··· Entries provided ···
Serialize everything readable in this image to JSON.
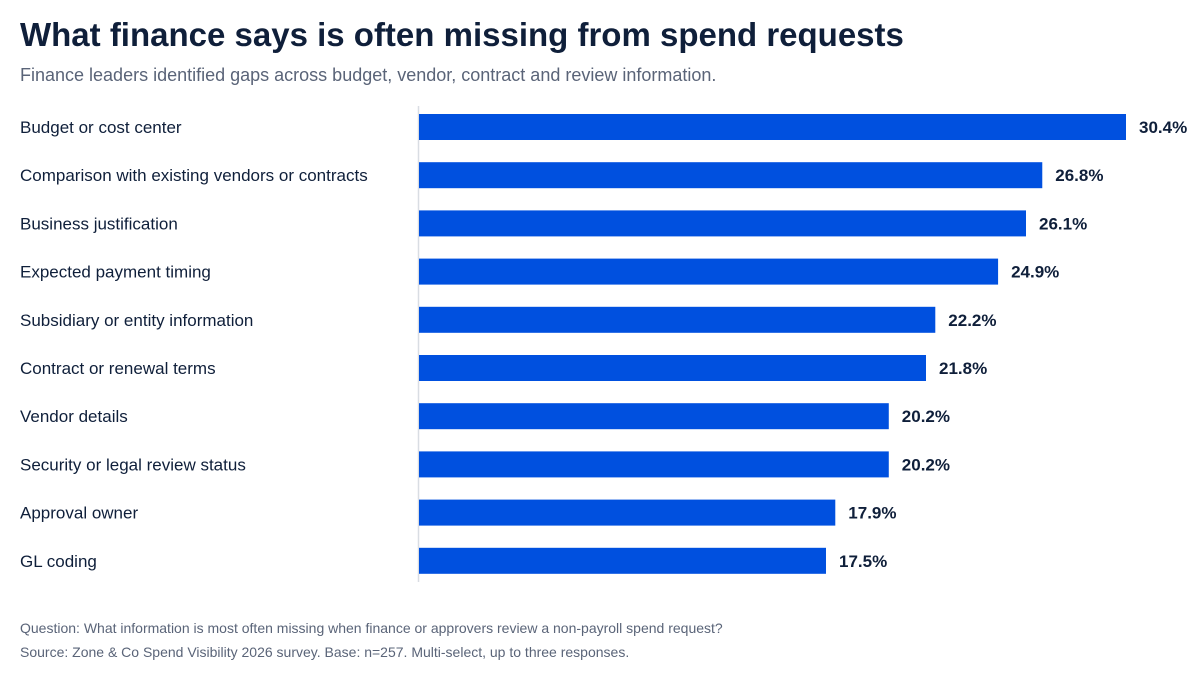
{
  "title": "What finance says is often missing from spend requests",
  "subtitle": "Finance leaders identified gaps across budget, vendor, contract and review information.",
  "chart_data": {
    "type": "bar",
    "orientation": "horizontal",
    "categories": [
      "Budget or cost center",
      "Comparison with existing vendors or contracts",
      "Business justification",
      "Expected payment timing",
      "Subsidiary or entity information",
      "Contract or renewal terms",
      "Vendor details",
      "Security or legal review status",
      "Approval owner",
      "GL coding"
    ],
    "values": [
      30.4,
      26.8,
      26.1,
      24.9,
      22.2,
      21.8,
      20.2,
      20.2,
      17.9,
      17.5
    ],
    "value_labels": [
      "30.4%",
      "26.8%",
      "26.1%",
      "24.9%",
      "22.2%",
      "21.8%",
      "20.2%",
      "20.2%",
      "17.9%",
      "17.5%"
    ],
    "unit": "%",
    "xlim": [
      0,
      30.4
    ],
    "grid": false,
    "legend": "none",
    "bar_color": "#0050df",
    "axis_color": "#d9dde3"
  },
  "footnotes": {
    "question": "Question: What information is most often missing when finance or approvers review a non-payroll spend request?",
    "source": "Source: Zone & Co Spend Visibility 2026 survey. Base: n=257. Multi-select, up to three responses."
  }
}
···
*What the task requires:*
Output a faithful copy of the data, with each picture left out.

*Written response:*
Serialize everything readable in this image to JSON.
{
  "title": "What finance says is often missing from spend requests",
  "subtitle": "Finance leaders identified gaps across budget, vendor, contract and review information.",
  "chart_data": {
    "type": "bar",
    "orientation": "horizontal",
    "categories": [
      "Budget or cost center",
      "Comparison with existing vendors or contracts",
      "Business justification",
      "Expected payment timing",
      "Subsidiary or entity information",
      "Contract or renewal terms",
      "Vendor details",
      "Security or legal review status",
      "Approval owner",
      "GL coding"
    ],
    "values": [
      30.4,
      26.8,
      26.1,
      24.9,
      22.2,
      21.8,
      20.2,
      20.2,
      17.9,
      17.5
    ],
    "value_labels": [
      "30.4%",
      "26.8%",
      "26.1%",
      "24.9%",
      "22.2%",
      "21.8%",
      "20.2%",
      "20.2%",
      "17.9%",
      "17.5%"
    ],
    "unit": "%",
    "xlim": [
      0,
      30.4
    ],
    "grid": false,
    "legend": "none",
    "bar_color": "#0050df",
    "axis_color": "#d9dde3"
  },
  "footnotes": {
    "question": "Question: What information is most often missing when finance or approvers review a non-payroll spend request?",
    "source": "Source: Zone & Co Spend Visibility 2026 survey. Base: n=257. Multi-select, up to three responses."
  }
}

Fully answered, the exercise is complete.